*INSTRUCTIONS FOR THE TASK*.
Reproduce all of the material word for word.

--- start RECORD LIST ---

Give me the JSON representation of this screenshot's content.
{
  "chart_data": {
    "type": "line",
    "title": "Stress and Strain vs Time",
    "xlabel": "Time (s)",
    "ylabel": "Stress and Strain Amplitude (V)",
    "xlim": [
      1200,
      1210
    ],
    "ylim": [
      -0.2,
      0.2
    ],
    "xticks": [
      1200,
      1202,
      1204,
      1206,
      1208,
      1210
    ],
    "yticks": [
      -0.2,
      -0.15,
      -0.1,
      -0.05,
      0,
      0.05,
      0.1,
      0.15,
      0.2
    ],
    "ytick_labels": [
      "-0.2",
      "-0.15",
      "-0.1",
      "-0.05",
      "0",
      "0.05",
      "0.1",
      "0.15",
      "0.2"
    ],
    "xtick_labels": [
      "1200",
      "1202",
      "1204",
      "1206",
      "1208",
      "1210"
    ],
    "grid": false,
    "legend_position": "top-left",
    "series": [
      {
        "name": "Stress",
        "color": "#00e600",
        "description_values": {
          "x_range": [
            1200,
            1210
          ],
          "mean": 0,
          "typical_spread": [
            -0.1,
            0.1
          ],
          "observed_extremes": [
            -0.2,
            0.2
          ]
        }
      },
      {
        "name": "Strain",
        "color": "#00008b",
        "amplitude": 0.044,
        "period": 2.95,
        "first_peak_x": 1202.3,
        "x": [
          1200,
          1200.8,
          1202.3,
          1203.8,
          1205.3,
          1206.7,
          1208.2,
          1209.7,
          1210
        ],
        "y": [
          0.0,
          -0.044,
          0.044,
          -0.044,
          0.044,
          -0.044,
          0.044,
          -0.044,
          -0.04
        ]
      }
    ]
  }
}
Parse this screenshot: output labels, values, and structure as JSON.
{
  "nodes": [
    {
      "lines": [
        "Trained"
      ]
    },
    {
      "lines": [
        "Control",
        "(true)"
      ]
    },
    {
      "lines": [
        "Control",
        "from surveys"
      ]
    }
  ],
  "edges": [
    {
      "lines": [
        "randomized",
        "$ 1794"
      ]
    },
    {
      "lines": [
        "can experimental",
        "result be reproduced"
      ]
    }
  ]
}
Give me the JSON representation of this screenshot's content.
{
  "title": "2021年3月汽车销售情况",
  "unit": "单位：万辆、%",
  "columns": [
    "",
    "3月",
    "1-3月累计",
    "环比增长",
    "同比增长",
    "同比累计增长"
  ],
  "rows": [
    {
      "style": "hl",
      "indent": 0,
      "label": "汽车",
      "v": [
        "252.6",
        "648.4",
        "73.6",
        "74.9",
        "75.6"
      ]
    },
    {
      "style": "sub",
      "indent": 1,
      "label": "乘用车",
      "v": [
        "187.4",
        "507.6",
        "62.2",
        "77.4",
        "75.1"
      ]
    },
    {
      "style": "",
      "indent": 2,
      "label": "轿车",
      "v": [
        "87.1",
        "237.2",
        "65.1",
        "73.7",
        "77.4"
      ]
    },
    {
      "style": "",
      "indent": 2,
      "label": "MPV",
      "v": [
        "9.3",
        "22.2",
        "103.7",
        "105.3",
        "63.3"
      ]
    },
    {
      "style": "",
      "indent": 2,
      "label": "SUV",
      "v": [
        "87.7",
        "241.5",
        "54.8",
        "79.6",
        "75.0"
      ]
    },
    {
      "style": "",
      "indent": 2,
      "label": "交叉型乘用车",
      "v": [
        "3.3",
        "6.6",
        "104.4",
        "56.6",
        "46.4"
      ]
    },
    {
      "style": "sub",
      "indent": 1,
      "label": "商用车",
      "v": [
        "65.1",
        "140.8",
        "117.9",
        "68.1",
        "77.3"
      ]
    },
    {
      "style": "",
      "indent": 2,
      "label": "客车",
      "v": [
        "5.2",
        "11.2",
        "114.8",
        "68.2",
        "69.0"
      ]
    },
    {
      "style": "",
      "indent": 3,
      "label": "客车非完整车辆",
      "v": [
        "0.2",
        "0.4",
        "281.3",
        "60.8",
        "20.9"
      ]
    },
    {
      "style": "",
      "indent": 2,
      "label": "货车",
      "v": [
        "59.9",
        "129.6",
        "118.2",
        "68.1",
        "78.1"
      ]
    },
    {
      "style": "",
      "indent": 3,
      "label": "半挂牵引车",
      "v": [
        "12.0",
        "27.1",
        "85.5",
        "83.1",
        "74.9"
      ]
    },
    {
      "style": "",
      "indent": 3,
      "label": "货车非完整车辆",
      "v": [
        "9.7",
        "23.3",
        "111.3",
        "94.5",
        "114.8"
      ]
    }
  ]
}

--- end RECORD LIST ---

*FULL ANSWER*.
Give me the JSON representation of this screenshot's content.
{
  "chart_data": {
    "type": "line",
    "title": "Stress and Strain vs Time",
    "xlabel": "Time (s)",
    "ylabel": "Stress and Strain Amplitude (V)",
    "xlim": [
      1200,
      1210
    ],
    "ylim": [
      -0.2,
      0.2
    ],
    "xticks": [
      1200,
      1202,
      1204,
      1206,
      1208,
      1210
    ],
    "yticks": [
      -0.2,
      -0.15,
      -0.1,
      -0.05,
      0,
      0.05,
      0.1,
      0.15,
      0.2
    ],
    "ytick_labels": [
      "-0.2",
      "-0.15",
      "-0.1",
      "-0.05",
      "0",
      "0.05",
      "0.1",
      "0.15",
      "0.2"
    ],
    "xtick_labels": [
      "1200",
      "1202",
      "1204",
      "1206",
      "1208",
      "1210"
    ],
    "grid": false,
    "legend_position": "top-left",
    "series": [
      {
        "name": "Stress",
        "color": "#00e600",
        "description_values": {
          "x_range": [
            1200,
            1210
          ],
          "mean": 0,
          "typical_spread": [
            -0.1,
            0.1
          ],
          "observed_extremes": [
            -0.2,
            0.2
          ]
        }
      },
      {
        "name": "Strain",
        "color": "#00008b",
        "amplitude": 0.044,
        "period": 2.95,
        "first_peak_x": 1202.3,
        "x": [
          1200,
          1200.8,
          1202.3,
          1203.8,
          1205.3,
          1206.7,
          1208.2,
          1209.7,
          1210
        ],
        "y": [
          0.0,
          -0.044,
          0.044,
          -0.044,
          0.044,
          -0.044,
          0.044,
          -0.044,
          -0.04
        ]
      }
    ]
  }
}
Parse this screenshot: output labels, values, and structure as JSON.
{
  "nodes": [
    {
      "lines": [
        "Trained"
      ]
    },
    {
      "lines": [
        "Control",
        "(true)"
      ]
    },
    {
      "lines": [
        "Control",
        "from surveys"
      ]
    }
  ],
  "edges": [
    {
      "lines": [
        "randomized",
        "$ 1794"
      ]
    },
    {
      "lines": [
        "can experimental",
        "result be reproduced"
      ]
    }
  ]
}
Give me the JSON representation of this screenshot's content.
{
  "title": "2021年3月汽车销售情况",
  "unit": "单位：万辆、%",
  "columns": [
    "",
    "3月",
    "1-3月累计",
    "环比增长",
    "同比增长",
    "同比累计增长"
  ],
  "rows": [
    {
      "style": "hl",
      "indent": 0,
      "label": "汽车",
      "v": [
        "252.6",
        "648.4",
        "73.6",
        "74.9",
        "75.6"
      ]
    },
    {
      "style": "sub",
      "indent": 1,
      "label": "乘用车",
      "v": [
        "187.4",
        "507.6",
        "62.2",
        "77.4",
        "75.1"
      ]
    },
    {
      "style": "",
      "indent": 2,
      "label": "轿车",
      "v": [
        "87.1",
        "237.2",
        "65.1",
        "73.7",
        "77.4"
      ]
    },
    {
      "style": "",
      "indent": 2,
      "label": "MPV",
      "v": [
        "9.3",
        "22.2",
        "103.7",
        "105.3",
        "63.3"
      ]
    },
    {
      "style": "",
      "indent": 2,
      "label": "SUV",
      "v": [
        "87.7",
        "241.5",
        "54.8",
        "79.6",
        "75.0"
      ]
    },
    {
      "style": "",
      "indent": 2,
      "label": "交叉型乘用车",
      "v": [
        "3.3",
        "6.6",
        "104.4",
        "56.6",
        "46.4"
      ]
    },
    {
      "style": "sub",
      "indent": 1,
      "label": "商用车",
      "v": [
        "65.1",
        "140.8",
        "117.9",
        "68.1",
        "77.3"
      ]
    },
    {
      "style": "",
      "indent": 2,
      "label": "客车",
      "v": [
        "5.2",
        "11.2",
        "114.8",
        "68.2",
        "69.0"
      ]
    },
    {
      "style": "",
      "indent": 3,
      "label": "客车非完整车辆",
      "v": [
        "0.2",
        "0.4",
        "281.3",
        "60.8",
        "20.9"
      ]
    },
    {
      "style": "",
      "indent": 2,
      "label": "货车",
      "v": [
        "59.9",
        "129.6",
        "118.2",
        "68.1",
        "78.1"
      ]
    },
    {
      "style": "",
      "indent": 3,
      "label": "半挂牵引车",
      "v": [
        "12.0",
        "27.1",
        "85.5",
        "83.1",
        "74.9"
      ]
    },
    {
      "style": "",
      "indent": 3,
      "label": "货车非完整车辆",
      "v": [
        "9.7",
        "23.3",
        "111.3",
        "94.5",
        "114.8"
      ]
    }
  ]
}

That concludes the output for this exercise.